Start Records supplied

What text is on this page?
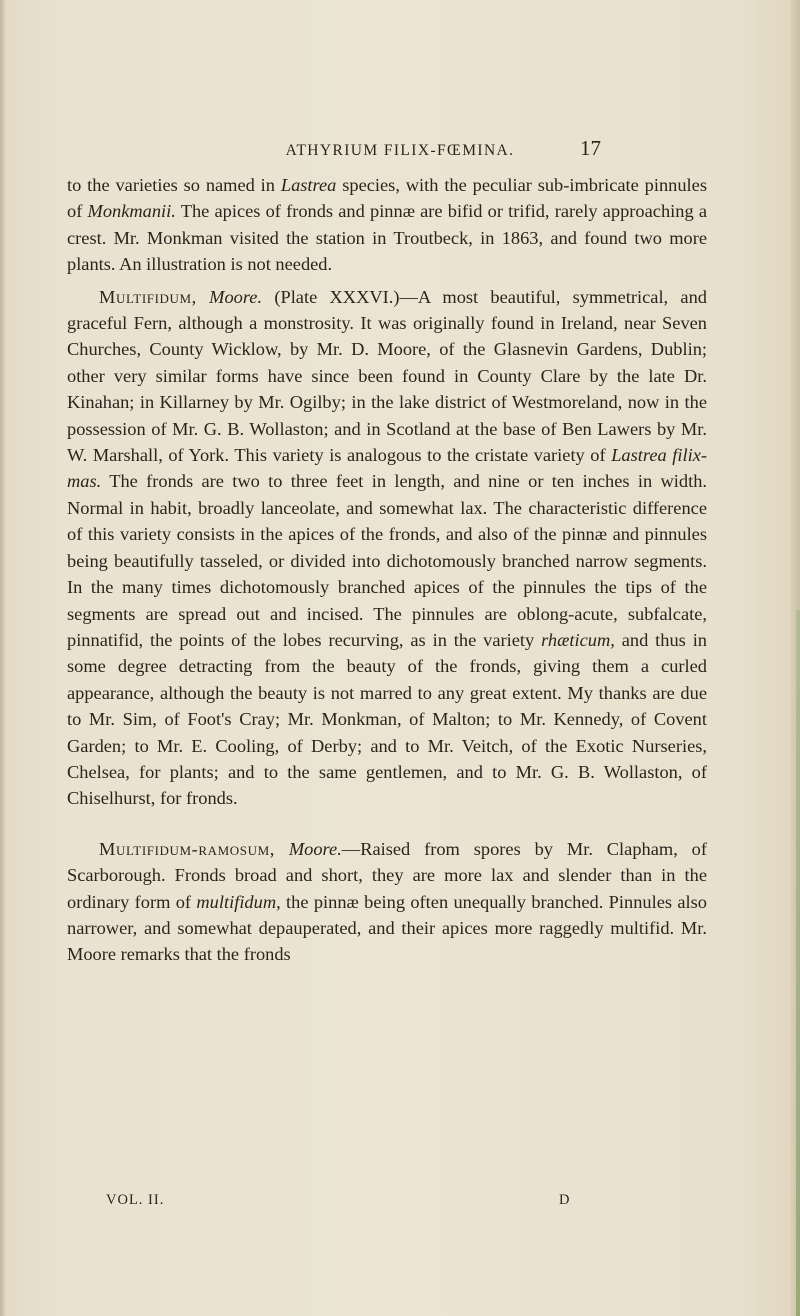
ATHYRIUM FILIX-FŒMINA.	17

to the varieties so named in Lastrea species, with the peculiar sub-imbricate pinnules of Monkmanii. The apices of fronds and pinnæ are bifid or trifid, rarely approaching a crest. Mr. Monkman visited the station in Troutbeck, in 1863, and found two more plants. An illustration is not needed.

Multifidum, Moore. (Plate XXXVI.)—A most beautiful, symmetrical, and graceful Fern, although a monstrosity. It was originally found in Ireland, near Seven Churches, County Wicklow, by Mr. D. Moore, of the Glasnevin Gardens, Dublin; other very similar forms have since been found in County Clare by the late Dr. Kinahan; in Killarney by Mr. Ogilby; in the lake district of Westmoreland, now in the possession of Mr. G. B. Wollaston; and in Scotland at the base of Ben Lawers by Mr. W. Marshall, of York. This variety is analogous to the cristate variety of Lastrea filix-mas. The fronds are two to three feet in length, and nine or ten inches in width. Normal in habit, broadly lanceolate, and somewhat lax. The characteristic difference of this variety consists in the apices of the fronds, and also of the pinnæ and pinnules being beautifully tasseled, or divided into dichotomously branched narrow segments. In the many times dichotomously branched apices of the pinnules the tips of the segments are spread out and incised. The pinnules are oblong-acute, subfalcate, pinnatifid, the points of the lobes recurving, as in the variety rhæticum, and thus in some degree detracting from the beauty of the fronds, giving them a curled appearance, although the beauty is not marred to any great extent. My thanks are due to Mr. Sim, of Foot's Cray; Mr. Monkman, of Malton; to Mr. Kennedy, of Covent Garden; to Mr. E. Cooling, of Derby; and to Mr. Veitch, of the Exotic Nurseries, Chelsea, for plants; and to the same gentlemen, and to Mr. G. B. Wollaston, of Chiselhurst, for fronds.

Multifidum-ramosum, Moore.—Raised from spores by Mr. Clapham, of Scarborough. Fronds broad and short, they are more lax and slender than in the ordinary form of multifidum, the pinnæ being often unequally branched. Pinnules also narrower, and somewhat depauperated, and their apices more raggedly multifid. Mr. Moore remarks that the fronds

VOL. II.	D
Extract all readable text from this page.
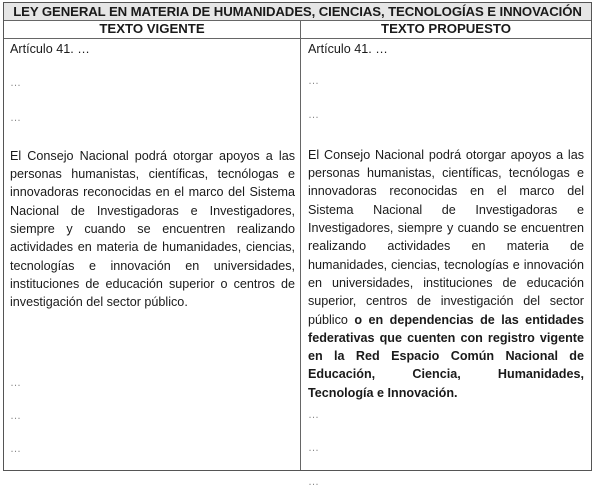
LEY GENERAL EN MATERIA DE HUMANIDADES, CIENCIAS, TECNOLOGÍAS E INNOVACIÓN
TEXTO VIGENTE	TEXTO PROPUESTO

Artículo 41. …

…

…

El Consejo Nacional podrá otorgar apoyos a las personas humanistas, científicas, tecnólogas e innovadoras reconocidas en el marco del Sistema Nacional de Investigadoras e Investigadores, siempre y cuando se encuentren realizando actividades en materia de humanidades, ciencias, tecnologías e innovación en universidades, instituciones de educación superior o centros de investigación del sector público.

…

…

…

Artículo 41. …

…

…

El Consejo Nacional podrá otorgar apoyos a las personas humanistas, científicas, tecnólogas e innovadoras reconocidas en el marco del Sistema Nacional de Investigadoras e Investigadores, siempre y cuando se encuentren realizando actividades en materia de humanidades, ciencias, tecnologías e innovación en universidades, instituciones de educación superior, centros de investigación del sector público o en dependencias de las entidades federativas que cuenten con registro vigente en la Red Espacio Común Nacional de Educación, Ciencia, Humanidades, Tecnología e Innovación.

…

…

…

End Records supplied

*Set exercise*.
Extract, from the listing above, every line where the string "page" occurs.

*Exercise answer*.
What text is on this page?
Extract all readable text from this page.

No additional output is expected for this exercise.